TO DO:
In the gift exchange forum thread, what part of the gift had kids-n-peeps' kids already gotten into when it arrived at lunch time?

SELECTED PASSAGE:
YES the book is SO much fun I love it! :wahoo:


----------



## Dreamchaser (Oct 30, 2008)

Oh we aren't supposed to know yet? I figured the return address would give it away. I won't get my gift until I come back from OR. I will post what I got then!


----------



## RunAround (Feb 17, 2008)

LOL Thats ok Dreamchaser. I knew who my SS was anyways.  And Thank You Again!!! I loved everything! :leap: :thankU:


----------



## citylights (Jul 3, 2009)

I used my in law's addy -- I feel so clever!


----------



## RunAround (Feb 17, 2008)

OOooo sneaky! :shades:


----------



## Idahodreamer (Sep 19, 2009)

I'm gonna post the pics of my present on here later.


----------



## kids-n-peeps (Aug 24, 2009)

Yay! My gift came a few minutes ago  I can't wait to try the gardener's hand & foot cream, but I love it all. It arrived at lunch time, so my kids were already into the fudge, lol. Thanks Secret Santa :clap:


----------



## Dreamchaser (Oct 30, 2008)

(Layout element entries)

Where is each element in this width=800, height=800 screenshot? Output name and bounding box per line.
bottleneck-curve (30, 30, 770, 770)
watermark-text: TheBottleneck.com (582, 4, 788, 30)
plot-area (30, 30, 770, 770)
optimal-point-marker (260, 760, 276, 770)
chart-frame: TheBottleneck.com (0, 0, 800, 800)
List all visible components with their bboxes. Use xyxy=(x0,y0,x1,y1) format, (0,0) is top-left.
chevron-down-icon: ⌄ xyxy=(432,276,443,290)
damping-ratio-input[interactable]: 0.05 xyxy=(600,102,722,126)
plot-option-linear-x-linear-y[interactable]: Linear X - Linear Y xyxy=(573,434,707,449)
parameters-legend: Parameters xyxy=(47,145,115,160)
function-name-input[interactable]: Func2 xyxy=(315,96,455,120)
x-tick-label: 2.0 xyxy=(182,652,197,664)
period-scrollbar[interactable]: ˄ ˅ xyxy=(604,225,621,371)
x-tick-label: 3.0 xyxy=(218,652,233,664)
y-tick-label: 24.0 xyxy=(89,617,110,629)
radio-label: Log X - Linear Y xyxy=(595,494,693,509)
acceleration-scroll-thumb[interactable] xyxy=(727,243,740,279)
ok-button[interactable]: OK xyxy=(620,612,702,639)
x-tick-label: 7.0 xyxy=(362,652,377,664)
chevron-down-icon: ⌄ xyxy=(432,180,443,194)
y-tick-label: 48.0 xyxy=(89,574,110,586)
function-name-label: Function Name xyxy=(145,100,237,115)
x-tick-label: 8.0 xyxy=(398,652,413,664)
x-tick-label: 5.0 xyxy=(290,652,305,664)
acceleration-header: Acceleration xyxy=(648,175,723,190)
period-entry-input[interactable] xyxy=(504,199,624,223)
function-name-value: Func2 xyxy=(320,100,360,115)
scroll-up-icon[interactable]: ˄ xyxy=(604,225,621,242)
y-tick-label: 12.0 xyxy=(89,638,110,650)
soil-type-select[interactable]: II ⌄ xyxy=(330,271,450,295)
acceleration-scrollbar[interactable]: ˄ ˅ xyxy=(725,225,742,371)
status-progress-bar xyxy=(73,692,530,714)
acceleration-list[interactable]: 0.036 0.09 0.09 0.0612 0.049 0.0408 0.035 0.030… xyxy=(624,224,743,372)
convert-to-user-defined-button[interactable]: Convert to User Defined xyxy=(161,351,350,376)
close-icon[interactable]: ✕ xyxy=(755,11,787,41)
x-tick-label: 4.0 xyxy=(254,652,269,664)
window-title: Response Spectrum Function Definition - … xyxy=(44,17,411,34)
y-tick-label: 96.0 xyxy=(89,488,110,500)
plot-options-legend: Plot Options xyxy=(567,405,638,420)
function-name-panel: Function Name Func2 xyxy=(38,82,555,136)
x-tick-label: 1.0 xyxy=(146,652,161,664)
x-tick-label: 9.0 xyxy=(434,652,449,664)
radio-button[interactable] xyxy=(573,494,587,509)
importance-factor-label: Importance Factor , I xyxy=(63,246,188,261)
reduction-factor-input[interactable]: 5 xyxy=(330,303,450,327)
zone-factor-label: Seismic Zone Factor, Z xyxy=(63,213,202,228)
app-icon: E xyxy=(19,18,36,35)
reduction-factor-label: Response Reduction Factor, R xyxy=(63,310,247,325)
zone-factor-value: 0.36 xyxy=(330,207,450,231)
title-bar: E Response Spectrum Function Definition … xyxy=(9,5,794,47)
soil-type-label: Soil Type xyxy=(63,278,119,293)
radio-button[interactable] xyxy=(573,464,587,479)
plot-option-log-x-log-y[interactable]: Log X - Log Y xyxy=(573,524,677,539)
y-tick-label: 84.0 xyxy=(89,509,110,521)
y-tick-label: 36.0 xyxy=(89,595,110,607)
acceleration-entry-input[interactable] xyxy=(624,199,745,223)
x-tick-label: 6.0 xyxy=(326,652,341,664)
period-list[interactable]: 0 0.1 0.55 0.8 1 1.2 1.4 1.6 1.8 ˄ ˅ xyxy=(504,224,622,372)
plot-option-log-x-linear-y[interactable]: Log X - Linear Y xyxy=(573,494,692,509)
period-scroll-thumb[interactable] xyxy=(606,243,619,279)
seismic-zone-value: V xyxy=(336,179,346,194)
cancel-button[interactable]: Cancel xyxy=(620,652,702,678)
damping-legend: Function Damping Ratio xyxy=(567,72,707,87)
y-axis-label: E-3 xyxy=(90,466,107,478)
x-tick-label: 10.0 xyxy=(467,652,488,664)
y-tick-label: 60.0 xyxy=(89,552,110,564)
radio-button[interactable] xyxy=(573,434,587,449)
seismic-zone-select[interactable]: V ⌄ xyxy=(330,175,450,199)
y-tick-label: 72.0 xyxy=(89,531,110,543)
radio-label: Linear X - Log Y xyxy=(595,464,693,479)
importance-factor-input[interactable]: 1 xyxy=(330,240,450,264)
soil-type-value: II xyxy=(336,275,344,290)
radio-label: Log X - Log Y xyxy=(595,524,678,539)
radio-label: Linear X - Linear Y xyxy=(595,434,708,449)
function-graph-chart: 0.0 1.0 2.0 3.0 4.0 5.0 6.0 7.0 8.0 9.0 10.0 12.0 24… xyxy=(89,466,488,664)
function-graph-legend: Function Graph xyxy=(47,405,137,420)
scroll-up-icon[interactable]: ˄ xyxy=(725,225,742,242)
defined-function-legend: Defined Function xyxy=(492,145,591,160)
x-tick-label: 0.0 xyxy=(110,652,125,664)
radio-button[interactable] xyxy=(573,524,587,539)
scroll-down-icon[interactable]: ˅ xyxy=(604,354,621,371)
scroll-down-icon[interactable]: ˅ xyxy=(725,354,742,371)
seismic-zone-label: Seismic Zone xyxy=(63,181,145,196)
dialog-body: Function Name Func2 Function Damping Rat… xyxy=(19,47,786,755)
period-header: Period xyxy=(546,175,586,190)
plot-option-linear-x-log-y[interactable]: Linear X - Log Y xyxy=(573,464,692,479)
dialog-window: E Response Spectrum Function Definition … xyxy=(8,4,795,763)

THE SOLUTION:
The fudge.